→ SET TASK
Can all of these lines be returned exactly?

Collected data

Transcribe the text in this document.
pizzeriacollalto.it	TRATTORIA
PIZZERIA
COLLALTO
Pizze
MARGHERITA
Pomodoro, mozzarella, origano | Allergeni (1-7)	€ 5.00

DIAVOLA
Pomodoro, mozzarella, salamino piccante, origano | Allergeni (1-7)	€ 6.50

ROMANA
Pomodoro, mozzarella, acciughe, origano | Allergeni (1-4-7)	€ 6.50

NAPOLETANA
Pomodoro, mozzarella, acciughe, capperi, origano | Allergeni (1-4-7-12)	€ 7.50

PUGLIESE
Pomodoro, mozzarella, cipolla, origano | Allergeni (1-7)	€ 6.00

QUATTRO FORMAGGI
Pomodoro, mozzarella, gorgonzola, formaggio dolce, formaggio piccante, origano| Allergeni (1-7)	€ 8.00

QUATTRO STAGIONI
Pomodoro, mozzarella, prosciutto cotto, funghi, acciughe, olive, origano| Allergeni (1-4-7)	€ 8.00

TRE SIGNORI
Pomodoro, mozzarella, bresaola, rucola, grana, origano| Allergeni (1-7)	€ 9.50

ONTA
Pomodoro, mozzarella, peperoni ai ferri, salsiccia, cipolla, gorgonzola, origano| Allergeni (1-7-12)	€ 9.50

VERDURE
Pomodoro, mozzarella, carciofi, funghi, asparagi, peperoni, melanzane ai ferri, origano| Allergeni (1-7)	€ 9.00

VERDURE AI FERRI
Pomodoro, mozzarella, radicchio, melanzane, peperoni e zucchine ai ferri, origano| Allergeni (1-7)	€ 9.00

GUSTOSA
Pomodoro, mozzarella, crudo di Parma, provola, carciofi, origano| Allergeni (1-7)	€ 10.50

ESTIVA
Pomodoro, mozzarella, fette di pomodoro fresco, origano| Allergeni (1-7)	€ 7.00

→ TASK RESPONSE
Transcribe the text in this document.
pizzeriacollalto.it	TRATTORIA
PIZZERIA
COLLALTO
Pizze
MARGHERITA
Pomodoro, mozzarella, origano | Allergeni (1-7)	€ 5.00

DIAVOLA
Pomodoro, mozzarella, salamino piccante, origano | Allergeni (1-7)	€ 6.50

ROMANA
Pomodoro, mozzarella, acciughe, origano | Allergeni (1-4-7)	€ 6.50

NAPOLETANA
Pomodoro, mozzarella, acciughe, capperi, origano | Allergeni (1-4-7-12)	€ 7.50

PUGLIESE
Pomodoro, mozzarella, cipolla, origano | Allergeni (1-7)	€ 6.00

QUATTRO FORMAGGI
Pomodoro, mozzarella, gorgonzola, formaggio dolce, formaggio piccante, origano| Allergeni (1-7)	€ 8.00

QUATTRO STAGIONI
Pomodoro, mozzarella, prosciutto cotto, funghi, acciughe, olive, origano| Allergeni (1-4-7)	€ 8.00

TRE SIGNORI
Pomodoro, mozzarella, bresaola, rucola, grana, origano| Allergeni (1-7)	€ 9.50

ONTA
Pomodoro, mozzarella, peperoni ai ferri, salsiccia, cipolla, gorgonzola, origano| Allergeni (1-7-12)	€ 9.50

VERDURE
Pomodoro, mozzarella, carciofi, funghi, asparagi, peperoni, melanzane ai ferri, origano| Allergeni (1-7)	€ 9.00

VERDURE AI FERRI
Pomodoro, mozzarella, radicchio, melanzane, peperoni e zucchine ai ferri, origano| Allergeni (1-7)	€ 9.00

GUSTOSA
Pomodoro, mozzarella, crudo di Parma, provola, carciofi, origano| Allergeni (1-7)	€ 10.50

ESTIVA
Pomodoro, mozzarella, fette di pomodoro fresco, origano| Allergeni (1-7)	€ 7.00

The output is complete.